§ **PASSAGE TO READ**:
════════════════
The idea is about building Scenius for climate solutions. Scenius is a word I’ve borrowed from Brian Eno, which means ‘we are better together.’ A collective intelligence where a lot of different perspectives need to come together for us to be able to build holistic solutions. That’s exactly what we’ve been trying to do by connecting people who otherwise may not talk to each other.

Today, people working with a similar mission of building climate solutions are working in silos, say, for example, investors, policymakers, scientists, researchers, journalists. They seldom interact with each other. We want to create a space to come and make magic happen at the intersections. So there’s this whole multidisciplinary approach behind the Climate Party. And that is where the line comes where hot ideas can cool the planet. So it’s essentially an amalgamation of all these ideas, which should convert into action to be able to really cool the planet.

Quite an interesting plan, I must say.  The approach could give you a nice framework to work with.
════════════════
Data for recognizing document structure
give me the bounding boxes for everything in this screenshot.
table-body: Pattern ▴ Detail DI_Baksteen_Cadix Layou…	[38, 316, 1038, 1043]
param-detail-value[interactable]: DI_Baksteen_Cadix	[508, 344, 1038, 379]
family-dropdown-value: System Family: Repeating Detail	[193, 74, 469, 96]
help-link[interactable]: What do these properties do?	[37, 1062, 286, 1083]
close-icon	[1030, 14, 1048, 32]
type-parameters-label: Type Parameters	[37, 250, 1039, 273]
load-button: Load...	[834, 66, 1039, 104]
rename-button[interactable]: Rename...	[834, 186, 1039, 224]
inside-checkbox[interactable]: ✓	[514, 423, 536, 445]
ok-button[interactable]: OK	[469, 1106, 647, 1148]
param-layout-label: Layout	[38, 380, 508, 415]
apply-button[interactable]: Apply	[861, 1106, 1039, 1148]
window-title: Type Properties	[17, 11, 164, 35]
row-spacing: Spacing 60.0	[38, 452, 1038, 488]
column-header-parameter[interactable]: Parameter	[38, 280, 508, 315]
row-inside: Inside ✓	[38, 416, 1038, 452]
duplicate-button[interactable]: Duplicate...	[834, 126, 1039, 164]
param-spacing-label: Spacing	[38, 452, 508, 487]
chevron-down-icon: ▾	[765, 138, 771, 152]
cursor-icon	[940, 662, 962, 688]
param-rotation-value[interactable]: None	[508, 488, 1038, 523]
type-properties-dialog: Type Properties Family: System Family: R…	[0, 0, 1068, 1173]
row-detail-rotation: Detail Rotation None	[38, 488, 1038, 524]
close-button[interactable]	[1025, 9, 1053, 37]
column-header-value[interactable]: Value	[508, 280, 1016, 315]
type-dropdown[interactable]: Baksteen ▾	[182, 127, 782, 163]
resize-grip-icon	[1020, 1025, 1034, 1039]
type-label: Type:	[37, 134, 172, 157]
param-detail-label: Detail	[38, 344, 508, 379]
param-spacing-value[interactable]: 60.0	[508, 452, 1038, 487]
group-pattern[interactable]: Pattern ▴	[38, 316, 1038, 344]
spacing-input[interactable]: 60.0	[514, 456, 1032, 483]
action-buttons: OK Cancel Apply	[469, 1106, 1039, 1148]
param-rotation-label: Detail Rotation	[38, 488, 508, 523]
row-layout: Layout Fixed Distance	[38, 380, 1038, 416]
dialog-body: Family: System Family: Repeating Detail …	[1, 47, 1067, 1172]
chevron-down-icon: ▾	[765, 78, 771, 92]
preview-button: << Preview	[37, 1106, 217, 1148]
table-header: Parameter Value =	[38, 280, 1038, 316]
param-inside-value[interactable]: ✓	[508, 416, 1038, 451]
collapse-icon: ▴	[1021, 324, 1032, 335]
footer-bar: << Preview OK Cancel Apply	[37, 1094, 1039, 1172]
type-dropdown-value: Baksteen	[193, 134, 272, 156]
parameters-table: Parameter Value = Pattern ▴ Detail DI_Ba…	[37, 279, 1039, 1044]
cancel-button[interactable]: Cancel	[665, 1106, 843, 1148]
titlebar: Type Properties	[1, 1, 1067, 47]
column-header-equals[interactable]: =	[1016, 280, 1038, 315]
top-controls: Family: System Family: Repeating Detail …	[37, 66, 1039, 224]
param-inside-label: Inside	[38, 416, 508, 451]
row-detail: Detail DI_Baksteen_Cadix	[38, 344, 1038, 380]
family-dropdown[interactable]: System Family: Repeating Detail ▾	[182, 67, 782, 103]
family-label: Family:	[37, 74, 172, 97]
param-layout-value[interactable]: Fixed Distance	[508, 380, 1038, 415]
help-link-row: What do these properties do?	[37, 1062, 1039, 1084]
════════════════
§ **YOUR GOAL**:
In the passage on building Scenius for climate solutions, why does the Climate Party set out to create a space for people to come together? Answer in one to three sentences.

§ **EXERCISE OUTPUT**:
People working toward climate solutions, such as investors, policymakers, scientists, researchers and journalists, work in silos and seldom interact with each other. The space is meant to connect them so that magic can happen at the intersections of their different perspectives.